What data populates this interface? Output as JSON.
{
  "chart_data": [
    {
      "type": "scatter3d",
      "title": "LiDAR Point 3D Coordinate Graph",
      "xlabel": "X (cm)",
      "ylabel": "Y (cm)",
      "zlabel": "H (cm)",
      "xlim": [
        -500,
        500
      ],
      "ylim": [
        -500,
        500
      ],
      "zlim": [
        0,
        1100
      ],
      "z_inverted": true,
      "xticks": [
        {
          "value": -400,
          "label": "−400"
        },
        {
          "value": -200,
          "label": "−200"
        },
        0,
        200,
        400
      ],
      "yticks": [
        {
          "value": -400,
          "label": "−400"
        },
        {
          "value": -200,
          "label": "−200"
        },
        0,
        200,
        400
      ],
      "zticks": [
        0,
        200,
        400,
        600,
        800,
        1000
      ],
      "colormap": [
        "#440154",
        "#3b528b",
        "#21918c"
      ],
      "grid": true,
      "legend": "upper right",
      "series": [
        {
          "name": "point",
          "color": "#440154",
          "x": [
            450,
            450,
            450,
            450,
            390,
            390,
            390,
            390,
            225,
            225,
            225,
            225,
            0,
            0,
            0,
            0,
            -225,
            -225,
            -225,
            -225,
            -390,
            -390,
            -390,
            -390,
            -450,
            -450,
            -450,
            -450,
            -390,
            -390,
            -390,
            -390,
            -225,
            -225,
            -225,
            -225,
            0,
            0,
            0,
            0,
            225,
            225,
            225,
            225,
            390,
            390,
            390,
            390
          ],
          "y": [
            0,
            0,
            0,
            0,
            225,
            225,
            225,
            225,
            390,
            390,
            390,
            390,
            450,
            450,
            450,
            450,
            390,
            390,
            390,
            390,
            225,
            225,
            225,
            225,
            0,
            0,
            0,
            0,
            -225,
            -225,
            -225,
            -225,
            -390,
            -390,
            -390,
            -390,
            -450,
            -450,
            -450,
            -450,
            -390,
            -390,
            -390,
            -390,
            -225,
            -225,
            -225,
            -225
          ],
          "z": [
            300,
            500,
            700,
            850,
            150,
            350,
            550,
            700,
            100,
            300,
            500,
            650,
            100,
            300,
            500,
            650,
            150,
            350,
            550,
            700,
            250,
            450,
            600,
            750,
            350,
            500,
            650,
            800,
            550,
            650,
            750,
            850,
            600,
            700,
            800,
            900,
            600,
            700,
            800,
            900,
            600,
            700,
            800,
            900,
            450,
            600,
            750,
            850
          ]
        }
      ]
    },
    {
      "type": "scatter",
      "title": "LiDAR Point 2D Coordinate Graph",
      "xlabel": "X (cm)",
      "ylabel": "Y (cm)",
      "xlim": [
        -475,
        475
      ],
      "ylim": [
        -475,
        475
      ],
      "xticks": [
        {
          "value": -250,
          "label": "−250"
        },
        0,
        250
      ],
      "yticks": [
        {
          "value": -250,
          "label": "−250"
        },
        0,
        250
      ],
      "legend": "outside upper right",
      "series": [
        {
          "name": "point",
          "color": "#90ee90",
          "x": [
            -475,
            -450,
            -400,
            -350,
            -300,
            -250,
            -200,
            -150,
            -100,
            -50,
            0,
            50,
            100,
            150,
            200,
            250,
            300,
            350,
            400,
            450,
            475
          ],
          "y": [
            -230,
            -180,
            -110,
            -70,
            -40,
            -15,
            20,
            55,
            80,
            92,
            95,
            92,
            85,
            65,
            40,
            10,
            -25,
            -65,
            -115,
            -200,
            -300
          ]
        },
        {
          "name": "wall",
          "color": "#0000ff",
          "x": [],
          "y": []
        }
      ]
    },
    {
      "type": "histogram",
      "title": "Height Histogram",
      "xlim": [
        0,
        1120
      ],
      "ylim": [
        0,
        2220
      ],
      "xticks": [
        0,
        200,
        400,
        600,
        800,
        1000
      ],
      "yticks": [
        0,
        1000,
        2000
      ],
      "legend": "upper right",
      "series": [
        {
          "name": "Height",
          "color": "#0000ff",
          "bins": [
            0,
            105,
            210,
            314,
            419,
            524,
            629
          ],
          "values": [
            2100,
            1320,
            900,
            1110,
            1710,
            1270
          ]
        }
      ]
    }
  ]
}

---

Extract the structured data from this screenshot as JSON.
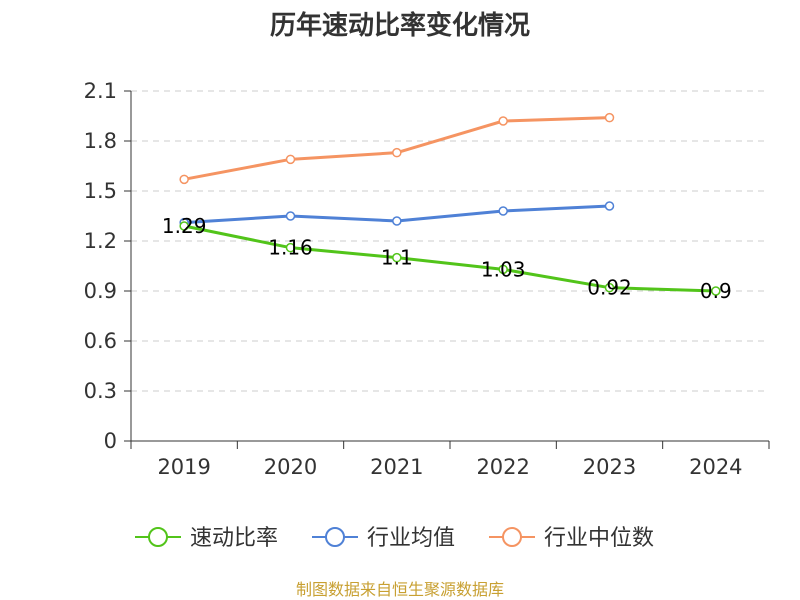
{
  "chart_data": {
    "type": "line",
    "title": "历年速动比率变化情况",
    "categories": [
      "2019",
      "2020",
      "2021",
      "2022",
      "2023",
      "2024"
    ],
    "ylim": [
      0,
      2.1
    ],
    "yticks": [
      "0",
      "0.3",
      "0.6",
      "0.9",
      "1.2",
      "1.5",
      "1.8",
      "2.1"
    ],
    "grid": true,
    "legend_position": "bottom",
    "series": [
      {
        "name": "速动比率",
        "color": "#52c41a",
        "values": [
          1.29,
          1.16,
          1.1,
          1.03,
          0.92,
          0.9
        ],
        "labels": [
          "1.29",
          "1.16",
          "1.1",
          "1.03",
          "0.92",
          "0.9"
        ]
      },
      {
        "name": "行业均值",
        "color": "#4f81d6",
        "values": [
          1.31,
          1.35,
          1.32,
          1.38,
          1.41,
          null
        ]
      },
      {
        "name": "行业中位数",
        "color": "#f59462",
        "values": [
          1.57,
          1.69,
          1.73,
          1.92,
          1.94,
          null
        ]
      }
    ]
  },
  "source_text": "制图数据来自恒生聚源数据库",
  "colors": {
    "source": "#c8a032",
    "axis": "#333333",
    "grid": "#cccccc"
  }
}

> _Exercise requirements_:
Working from the entries above, return all lines that contain "LiDAR".

> _Answer to the exercise_:
      "title": "LiDAR Point 3D Coordinate Graph",
      "title": "LiDAR Point 2D Coordinate Graph",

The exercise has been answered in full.